* [WHAT IS NEEDED]:
Lines containing "DAYA" are to be counted. Report the count alone.

* [DATA LINES]:

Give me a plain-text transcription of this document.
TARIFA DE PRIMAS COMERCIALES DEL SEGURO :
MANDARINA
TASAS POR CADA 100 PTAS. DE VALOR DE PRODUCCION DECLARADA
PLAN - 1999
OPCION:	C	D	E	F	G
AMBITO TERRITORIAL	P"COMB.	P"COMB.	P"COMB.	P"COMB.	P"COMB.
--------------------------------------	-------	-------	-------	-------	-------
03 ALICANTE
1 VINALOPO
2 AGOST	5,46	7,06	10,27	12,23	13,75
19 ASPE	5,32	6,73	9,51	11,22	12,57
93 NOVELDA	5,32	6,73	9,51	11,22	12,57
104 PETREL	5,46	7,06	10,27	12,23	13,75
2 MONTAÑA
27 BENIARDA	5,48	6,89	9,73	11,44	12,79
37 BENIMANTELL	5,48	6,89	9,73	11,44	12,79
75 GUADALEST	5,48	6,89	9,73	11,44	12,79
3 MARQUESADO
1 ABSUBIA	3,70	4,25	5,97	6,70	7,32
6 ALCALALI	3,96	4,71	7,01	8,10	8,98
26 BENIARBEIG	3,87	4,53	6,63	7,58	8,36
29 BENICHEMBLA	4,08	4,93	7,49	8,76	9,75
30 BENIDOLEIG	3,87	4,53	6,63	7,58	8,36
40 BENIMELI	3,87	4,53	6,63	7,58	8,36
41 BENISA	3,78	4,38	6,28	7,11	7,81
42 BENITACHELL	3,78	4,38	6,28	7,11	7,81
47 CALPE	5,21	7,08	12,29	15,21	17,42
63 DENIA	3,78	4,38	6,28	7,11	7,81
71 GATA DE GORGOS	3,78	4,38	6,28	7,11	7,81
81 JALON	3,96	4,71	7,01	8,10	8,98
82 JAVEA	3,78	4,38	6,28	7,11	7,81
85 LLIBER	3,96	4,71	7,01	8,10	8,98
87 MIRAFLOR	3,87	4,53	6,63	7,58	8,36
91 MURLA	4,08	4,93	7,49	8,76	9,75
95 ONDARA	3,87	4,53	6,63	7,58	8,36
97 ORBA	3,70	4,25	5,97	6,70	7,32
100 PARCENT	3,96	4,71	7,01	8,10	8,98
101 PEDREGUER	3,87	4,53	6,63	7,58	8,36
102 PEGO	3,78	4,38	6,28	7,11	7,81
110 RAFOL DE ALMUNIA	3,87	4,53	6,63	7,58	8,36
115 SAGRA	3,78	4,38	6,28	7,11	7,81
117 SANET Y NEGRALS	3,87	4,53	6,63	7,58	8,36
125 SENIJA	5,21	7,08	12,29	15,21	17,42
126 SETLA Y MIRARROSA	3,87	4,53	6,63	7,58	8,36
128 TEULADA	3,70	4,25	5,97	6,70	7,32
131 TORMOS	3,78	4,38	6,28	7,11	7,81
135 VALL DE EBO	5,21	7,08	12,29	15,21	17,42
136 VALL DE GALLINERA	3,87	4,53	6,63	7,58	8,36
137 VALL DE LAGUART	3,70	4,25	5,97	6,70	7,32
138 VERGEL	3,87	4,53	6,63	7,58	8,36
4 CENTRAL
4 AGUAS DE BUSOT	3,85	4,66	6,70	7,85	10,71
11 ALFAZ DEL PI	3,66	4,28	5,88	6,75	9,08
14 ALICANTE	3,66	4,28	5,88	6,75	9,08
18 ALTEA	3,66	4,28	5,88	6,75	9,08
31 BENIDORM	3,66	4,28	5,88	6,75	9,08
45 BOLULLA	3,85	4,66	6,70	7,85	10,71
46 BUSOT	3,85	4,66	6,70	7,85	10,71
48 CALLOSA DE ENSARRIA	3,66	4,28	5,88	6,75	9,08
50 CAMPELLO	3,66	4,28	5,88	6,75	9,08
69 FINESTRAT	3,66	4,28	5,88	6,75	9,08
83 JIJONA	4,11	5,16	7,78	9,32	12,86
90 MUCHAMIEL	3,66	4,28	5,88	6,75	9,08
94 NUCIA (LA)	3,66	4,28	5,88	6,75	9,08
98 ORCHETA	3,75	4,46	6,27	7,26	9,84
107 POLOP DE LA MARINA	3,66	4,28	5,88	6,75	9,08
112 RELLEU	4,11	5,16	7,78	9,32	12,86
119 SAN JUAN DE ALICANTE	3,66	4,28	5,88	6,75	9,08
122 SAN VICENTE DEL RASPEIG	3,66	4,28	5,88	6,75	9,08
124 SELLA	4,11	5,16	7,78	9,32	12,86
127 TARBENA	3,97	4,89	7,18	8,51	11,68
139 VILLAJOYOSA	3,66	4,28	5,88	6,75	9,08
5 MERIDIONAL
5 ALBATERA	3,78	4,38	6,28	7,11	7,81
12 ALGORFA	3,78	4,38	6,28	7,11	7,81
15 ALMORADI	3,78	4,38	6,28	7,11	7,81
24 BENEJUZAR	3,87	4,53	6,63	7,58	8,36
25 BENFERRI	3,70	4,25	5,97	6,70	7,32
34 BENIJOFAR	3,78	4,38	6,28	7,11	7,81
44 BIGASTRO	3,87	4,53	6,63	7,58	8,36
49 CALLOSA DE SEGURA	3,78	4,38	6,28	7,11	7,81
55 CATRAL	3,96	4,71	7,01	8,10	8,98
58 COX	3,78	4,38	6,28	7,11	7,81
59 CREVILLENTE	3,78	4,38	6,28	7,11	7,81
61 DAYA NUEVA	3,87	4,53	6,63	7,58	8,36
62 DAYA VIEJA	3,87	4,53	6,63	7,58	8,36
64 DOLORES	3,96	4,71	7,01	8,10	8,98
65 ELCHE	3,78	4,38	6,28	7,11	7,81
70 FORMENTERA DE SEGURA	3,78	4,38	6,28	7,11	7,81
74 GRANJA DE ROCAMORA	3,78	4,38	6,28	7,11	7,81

* [TASK SOLUTION]:
2